- _Exercise instructions_
Determine how many lines of the records include "turn", and answer with the number alone.

- _Data entries_
# # # #
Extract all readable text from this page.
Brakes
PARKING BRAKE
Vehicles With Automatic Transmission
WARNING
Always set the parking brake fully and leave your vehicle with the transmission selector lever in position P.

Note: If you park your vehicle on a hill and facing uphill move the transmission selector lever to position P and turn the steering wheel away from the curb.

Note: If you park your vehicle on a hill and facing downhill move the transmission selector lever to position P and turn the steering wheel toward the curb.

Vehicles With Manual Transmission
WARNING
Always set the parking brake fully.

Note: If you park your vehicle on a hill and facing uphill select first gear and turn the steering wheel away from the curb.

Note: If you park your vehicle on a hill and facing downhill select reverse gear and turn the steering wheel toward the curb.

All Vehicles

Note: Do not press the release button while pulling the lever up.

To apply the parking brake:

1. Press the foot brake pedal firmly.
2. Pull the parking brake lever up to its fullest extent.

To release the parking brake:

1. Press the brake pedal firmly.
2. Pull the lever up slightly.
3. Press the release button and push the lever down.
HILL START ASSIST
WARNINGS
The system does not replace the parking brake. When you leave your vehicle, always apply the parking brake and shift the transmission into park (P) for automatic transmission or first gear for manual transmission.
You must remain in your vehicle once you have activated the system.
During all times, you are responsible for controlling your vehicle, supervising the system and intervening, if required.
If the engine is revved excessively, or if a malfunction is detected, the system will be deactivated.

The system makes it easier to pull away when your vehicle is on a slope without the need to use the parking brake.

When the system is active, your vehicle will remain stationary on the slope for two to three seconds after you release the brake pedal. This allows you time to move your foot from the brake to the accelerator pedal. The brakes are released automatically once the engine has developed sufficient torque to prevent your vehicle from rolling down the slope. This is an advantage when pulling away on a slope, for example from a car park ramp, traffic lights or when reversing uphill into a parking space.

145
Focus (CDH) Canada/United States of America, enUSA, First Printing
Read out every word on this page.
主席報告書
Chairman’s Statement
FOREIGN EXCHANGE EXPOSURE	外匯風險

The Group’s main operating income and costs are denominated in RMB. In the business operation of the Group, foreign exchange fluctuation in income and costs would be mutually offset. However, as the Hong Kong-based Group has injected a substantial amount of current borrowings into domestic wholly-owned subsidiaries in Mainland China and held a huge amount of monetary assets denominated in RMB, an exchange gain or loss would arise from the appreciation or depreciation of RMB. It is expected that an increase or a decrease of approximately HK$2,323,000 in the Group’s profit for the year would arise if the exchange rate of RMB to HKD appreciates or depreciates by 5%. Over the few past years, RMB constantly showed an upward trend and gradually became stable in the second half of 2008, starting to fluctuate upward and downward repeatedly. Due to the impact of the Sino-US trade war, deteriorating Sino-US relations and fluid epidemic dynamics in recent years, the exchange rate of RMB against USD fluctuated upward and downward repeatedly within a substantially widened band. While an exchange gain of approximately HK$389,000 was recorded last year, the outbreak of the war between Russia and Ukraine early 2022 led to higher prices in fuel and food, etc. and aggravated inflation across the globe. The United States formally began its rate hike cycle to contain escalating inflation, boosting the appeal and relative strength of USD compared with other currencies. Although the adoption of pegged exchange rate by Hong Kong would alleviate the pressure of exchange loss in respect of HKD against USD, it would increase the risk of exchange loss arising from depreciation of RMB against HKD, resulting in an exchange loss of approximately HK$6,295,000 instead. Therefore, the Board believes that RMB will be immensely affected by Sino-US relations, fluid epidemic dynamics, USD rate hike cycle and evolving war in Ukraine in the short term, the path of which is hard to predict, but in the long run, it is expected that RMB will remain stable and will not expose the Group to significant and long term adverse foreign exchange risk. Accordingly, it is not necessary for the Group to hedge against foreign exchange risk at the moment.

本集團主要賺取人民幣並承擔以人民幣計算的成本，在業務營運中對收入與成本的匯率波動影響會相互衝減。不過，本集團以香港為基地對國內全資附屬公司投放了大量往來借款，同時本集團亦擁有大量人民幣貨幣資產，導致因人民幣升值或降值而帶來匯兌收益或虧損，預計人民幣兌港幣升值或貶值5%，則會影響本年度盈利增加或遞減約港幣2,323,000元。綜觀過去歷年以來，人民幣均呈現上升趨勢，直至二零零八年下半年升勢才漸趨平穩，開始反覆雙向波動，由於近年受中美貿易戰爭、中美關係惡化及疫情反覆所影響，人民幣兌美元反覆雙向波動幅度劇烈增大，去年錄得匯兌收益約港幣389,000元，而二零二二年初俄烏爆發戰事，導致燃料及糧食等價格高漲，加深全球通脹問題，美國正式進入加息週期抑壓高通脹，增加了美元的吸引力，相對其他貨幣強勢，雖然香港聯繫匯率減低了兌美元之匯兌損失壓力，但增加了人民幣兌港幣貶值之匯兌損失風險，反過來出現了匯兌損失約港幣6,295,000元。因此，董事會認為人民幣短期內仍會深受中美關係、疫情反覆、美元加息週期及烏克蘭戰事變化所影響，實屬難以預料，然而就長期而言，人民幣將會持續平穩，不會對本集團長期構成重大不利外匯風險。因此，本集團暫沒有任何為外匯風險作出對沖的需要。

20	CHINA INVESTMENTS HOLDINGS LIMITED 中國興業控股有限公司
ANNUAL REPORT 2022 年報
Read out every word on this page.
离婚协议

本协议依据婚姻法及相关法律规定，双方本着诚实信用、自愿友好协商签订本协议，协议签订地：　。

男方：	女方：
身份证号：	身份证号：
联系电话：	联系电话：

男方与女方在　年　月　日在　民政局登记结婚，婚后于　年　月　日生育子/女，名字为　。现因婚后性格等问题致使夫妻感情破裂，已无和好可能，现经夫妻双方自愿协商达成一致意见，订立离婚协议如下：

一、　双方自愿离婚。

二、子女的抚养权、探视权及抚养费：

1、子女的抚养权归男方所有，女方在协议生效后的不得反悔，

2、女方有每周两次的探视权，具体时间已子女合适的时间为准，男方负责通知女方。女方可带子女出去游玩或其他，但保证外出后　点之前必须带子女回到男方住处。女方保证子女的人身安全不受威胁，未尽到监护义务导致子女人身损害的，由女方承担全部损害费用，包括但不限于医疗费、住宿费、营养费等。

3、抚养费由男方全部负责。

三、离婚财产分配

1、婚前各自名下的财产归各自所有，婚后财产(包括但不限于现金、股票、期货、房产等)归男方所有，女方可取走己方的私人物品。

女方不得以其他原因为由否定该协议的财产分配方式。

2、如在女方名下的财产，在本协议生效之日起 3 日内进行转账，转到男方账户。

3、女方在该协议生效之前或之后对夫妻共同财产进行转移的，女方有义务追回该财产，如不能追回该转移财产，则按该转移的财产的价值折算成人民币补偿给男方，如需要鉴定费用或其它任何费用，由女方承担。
# # # #
- _The result_
4